§ **Objective**
In the data below, locate each line with the word "from" and list it.

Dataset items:
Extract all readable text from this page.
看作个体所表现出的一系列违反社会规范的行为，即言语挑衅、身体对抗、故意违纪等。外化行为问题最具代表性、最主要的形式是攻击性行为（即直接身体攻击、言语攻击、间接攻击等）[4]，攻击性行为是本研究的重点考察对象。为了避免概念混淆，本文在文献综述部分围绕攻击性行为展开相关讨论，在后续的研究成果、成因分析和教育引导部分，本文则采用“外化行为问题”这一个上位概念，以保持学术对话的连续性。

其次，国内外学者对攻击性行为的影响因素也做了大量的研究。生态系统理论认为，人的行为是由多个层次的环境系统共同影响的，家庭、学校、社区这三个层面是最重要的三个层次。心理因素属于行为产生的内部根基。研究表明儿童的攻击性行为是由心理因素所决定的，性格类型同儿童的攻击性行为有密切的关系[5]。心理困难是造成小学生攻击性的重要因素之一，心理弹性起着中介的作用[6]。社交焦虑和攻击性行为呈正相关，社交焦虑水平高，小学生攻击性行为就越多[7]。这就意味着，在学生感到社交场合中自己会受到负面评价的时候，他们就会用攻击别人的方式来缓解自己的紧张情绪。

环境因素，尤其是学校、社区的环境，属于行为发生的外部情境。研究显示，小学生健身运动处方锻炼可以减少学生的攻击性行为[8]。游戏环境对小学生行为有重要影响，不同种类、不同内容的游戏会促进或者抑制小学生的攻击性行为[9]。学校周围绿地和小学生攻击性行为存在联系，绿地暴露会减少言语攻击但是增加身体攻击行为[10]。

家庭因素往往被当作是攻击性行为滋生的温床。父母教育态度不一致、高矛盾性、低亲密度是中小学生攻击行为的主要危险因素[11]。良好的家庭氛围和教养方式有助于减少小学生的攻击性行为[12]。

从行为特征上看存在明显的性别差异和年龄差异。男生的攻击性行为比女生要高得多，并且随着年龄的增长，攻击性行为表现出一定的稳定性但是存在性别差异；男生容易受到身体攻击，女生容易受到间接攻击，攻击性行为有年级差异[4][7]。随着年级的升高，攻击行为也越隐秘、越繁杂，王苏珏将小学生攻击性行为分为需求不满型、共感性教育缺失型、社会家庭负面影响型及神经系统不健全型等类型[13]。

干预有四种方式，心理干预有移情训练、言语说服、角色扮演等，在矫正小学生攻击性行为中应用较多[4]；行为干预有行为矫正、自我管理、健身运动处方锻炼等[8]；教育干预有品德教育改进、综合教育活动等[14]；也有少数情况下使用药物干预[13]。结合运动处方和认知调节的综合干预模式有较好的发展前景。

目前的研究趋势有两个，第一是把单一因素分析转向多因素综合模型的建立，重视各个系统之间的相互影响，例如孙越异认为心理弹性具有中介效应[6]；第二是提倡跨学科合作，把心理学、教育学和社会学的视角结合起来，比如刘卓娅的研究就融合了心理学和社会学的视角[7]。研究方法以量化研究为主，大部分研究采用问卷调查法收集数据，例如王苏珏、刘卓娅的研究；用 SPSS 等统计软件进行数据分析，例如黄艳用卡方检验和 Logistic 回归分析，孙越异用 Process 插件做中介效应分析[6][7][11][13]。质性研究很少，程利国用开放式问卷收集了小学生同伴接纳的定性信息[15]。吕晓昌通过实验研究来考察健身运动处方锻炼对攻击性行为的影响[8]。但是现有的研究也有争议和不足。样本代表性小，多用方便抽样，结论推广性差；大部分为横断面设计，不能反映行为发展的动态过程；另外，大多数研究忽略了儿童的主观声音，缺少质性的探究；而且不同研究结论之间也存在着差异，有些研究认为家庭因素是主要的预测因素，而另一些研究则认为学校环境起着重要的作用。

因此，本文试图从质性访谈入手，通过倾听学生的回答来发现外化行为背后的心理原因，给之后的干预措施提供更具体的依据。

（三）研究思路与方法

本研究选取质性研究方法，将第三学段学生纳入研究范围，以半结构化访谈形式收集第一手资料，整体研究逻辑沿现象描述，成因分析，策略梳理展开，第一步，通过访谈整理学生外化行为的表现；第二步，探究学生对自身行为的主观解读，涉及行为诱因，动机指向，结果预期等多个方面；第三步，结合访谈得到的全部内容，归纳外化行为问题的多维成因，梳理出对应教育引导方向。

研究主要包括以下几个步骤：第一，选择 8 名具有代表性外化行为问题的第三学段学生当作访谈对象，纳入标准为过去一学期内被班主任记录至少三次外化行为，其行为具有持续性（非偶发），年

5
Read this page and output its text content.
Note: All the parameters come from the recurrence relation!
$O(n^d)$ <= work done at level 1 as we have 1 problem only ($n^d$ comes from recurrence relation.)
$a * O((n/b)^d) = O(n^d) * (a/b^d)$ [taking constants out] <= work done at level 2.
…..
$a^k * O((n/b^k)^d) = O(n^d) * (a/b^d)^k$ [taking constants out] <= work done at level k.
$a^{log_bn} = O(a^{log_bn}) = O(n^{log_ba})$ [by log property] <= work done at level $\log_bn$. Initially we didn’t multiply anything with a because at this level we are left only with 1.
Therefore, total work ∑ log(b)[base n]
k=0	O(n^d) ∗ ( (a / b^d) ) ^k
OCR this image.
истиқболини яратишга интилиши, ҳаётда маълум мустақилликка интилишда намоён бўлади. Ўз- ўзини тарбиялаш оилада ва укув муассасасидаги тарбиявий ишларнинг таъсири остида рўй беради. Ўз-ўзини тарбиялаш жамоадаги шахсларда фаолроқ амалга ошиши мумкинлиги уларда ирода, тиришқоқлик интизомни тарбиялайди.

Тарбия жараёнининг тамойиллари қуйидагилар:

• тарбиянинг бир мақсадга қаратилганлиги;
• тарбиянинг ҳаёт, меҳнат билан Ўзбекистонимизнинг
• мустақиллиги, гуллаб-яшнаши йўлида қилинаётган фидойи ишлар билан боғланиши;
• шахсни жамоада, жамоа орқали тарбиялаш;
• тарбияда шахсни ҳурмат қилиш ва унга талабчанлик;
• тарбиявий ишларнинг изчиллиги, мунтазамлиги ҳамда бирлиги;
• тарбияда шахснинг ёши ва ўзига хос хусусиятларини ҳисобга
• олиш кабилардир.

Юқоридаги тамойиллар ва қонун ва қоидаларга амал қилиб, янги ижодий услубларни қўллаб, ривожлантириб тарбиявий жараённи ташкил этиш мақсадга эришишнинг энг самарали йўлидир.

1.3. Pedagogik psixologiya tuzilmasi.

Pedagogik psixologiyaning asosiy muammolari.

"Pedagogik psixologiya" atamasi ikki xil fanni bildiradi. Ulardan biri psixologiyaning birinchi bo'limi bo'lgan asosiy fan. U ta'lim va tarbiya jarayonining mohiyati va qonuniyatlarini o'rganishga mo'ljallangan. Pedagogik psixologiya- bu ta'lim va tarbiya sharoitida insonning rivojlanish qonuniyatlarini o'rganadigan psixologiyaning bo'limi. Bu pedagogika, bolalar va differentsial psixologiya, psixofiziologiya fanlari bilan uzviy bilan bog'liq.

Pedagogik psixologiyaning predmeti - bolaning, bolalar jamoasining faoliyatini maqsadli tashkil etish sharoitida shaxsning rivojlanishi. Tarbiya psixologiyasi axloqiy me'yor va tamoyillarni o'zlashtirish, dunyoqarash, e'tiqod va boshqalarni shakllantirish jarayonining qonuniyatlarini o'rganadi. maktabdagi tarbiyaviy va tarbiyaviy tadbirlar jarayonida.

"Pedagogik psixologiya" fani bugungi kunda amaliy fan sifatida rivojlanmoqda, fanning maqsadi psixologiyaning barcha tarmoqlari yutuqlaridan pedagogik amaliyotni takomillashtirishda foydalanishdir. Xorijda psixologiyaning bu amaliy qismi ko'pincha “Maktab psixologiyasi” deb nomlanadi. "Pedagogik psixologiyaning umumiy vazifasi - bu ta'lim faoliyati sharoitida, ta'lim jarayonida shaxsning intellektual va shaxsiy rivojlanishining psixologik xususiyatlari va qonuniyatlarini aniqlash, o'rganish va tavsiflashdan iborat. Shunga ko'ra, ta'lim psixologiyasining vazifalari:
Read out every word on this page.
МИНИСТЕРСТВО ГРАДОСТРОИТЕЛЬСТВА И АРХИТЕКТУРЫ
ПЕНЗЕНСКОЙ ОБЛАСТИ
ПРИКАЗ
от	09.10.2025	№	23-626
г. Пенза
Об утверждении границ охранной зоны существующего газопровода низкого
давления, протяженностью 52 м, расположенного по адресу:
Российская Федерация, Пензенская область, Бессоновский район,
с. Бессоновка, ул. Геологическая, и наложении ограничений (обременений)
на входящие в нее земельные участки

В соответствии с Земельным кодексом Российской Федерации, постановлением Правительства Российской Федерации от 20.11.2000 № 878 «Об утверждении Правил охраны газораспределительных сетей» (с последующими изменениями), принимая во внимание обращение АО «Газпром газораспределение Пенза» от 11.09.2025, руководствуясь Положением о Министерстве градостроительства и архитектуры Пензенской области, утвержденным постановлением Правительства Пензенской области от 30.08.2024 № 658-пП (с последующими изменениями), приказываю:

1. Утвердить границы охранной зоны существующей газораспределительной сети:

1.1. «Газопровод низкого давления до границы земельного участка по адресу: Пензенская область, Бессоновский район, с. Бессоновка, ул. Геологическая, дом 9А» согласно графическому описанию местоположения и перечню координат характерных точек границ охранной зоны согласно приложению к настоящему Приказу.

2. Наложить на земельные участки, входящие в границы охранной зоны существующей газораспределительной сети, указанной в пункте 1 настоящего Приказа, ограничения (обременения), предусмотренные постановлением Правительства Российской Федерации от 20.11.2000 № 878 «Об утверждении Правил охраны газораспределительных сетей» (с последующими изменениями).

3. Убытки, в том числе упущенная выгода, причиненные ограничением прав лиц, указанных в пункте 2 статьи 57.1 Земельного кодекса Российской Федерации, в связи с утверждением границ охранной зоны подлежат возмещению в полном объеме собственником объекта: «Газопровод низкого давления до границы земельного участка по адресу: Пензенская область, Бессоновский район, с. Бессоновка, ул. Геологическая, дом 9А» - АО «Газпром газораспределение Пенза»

§ **Task result**
Extract all readable text from this page.
Note: All the parameters come from the recurrence relation!
$O(n^d)$ <= work done at level 1 as we have 1 problem only ($n^d$ comes from recurrence relation.)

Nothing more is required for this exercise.